--- Begin Working data ---
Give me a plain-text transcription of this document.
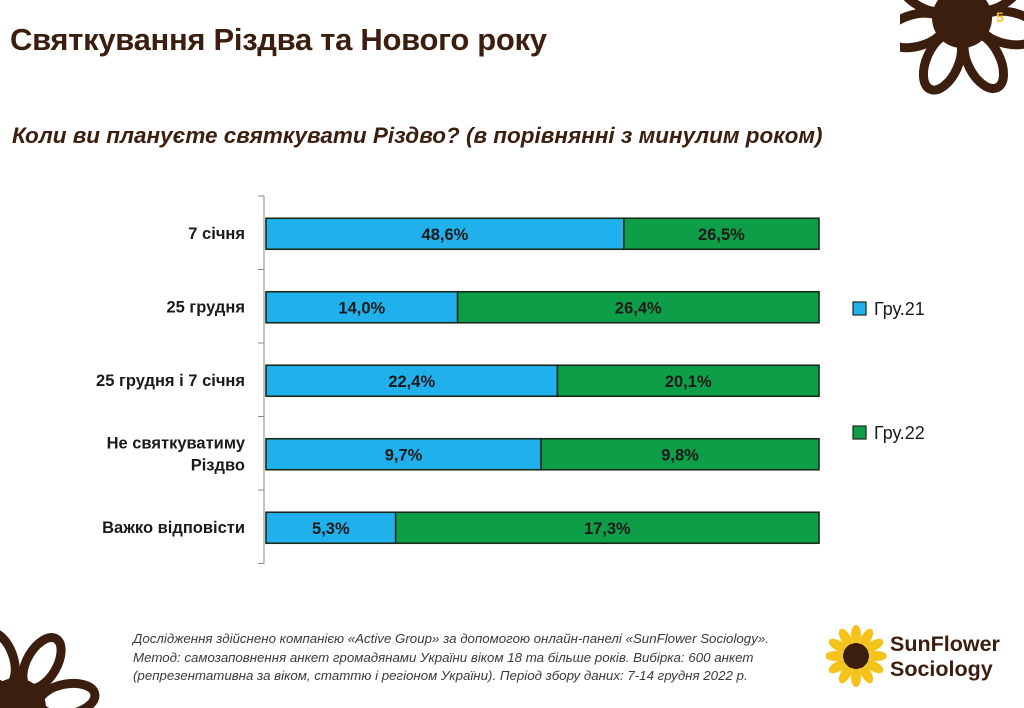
5
Святкування Різдва та Нового року
Коли ви плануєте святкувати Різдво? (в порівнянні з минулим роком)
48,6%	26,5%
7 січня
14,0%	26,4%
25 грудня
22,4%	20,1%
25 грудня і 7 січня
9,7%	9,8%
Не святкуватиму Різдво
5,3%	17,3%
Важко відповісти
Гру.21
Гру.22
Дослідження здійснено компанією «Active Group» за допомогою онлайн-панелі «SunFlower Sociology». Метод: самозаповнення анкет громадянами України віком 18 та більше років. Вибірка: 600 анкет (репрезентативна за віком, статтю і регіоном України). Період збору даних: 7-14 грудня 2022 р.
SunFlower
Sociology
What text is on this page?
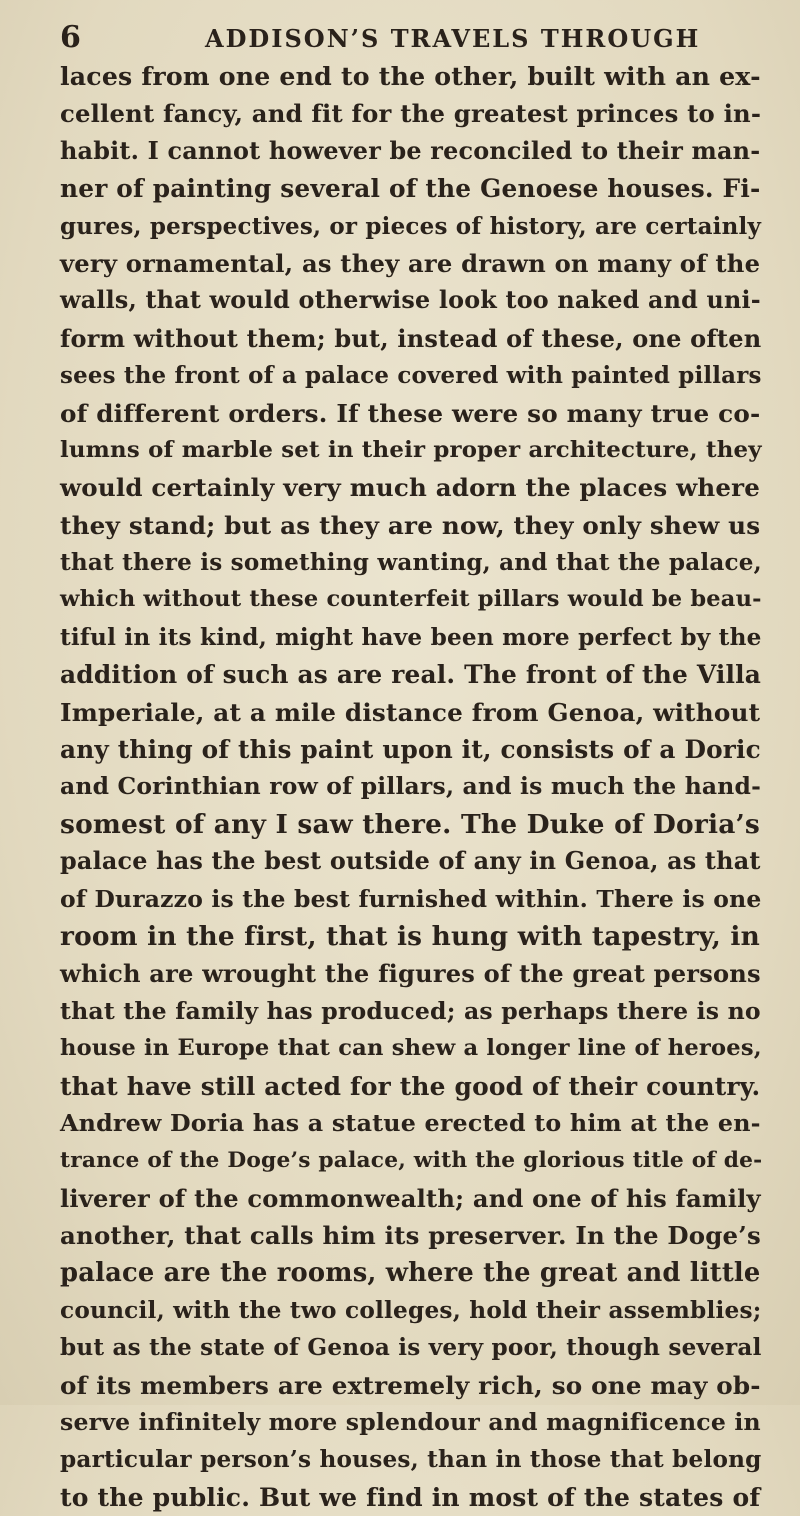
6	ADDISON’S TRAVELS THROUGH
laces from one end to the other, built with an ex-
cellent fancy, and fit for the greatest princes to in-
habit. I cannot however be reconciled to their man-
ner of painting several of the Genoese houses. Fi-
gures, perspectives, or pieces of history, are certainly
very ornamental, as they are drawn on many of the
walls, that would otherwise look too naked and uni-
form without them; but, instead of these, one often
sees the front of a palace covered with painted pillars
of different orders. If these were so many true co-
lumns of marble set in their proper architecture, they
would certainly very much adorn the places where
they stand; but as they are now, they only shew us
that there is something wanting, and that the palace,
which without these counterfeit pillars would be beau-
tiful in its kind, might have been more perfect by the
addition of such as are real. The front of the Villa
Imperiale, at a mile distance from Genoa, without
any thing of this paint upon it, consists of a Doric
and Corinthian row of pillars, and is much the hand-
somest of any I saw there. The Duke of Doria’s
palace has the best outside of any in Genoa, as that
of Durazzo is the best furnished within. There is one
room in the first, that is hung with tapestry, in
which are wrought the figures of the great persons
that the family has produced; as perhaps there is no
house in Europe that can shew a longer line of heroes,
that have still acted for the good of their country.
Andrew Doria has a statue erected to him at the en-
trance of the Doge’s palace, with the glorious title of de-
liverer of the commonwealth; and one of his family
another, that calls him its preserver. In the Doge’s
palace are the rooms, where the great and little
council, with the two colleges, hold their assemblies;
but as the state of Genoa is very poor, though several
of its members are extremely rich, so one may ob-
serve infinitely more splendour and magnificence in
particular person’s houses, than in those that belong
to the public. But we find in most of the states of
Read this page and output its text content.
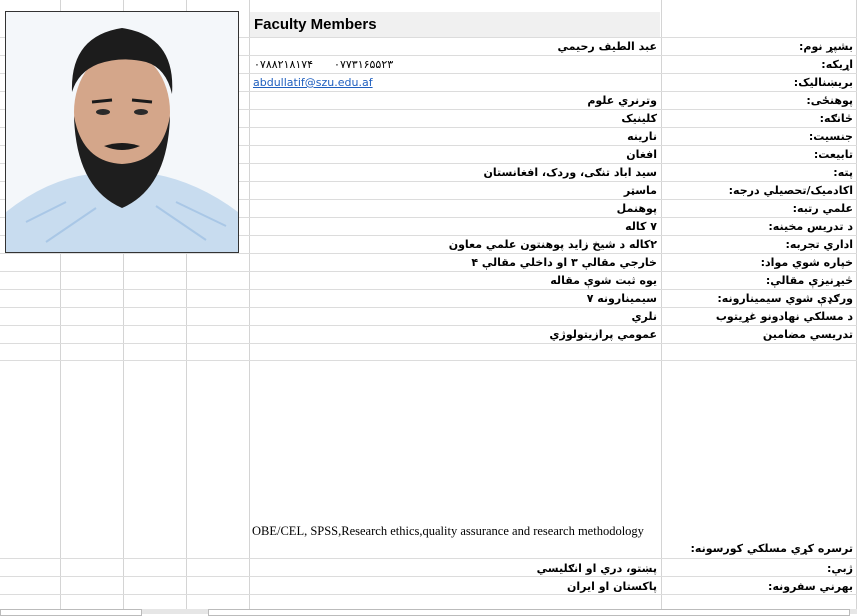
Faculty Members
بشپړ نوم:
عبد الطيف رحیمي
اړیکه:
۰۷۸۸۲۱۸۱۷۴      ۰۷۷۳۱۶۵۵۲۳
بریښنالیک:
abdullatif@szu.edu.af
پوهنځی:
وترنري علوم
څانګه:
کلینیک
جنسیت:
نارینه
تابیعت:
افغان
پته:
سید اباد تنګی، وردک، افغانستان
اکادمیک/تحصیلي درجه:
ماسټر
علمي رتبه:
پوهنمل
د تدریس مخینه:
۷ کاله
اداري تجربه:
۲کاله د شیخ زاید پوهنتون علمي معاون
خپاره شوي مواد:
خارجي مقالې ۳ او داخلي مقالې ۴
څیړنیزې مقالې:
یوه ثبت شوې مقاله
ورګډې شوي سیمینارونه:
سیمینارونه ۷
د مسلکي نهادونو غړیتوب
نلري
تدریسي مضامین
عمومي پرازیتولوژي
ترسره کړي مسلکي کورسونه:
OBE/CEL, SPSS,Research ethics,quality assurance and research methodology
ژبې:
پښتو، دري او انګلیسي
بهرني سفرونه:
پاکستان او ایران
--- End Working data ---
| The exercise |
Give every line of the material that includes the string "front".

| Worked answer |
sees the front of a palace covered with painted pillars
addition of such as are real. The front of the Villa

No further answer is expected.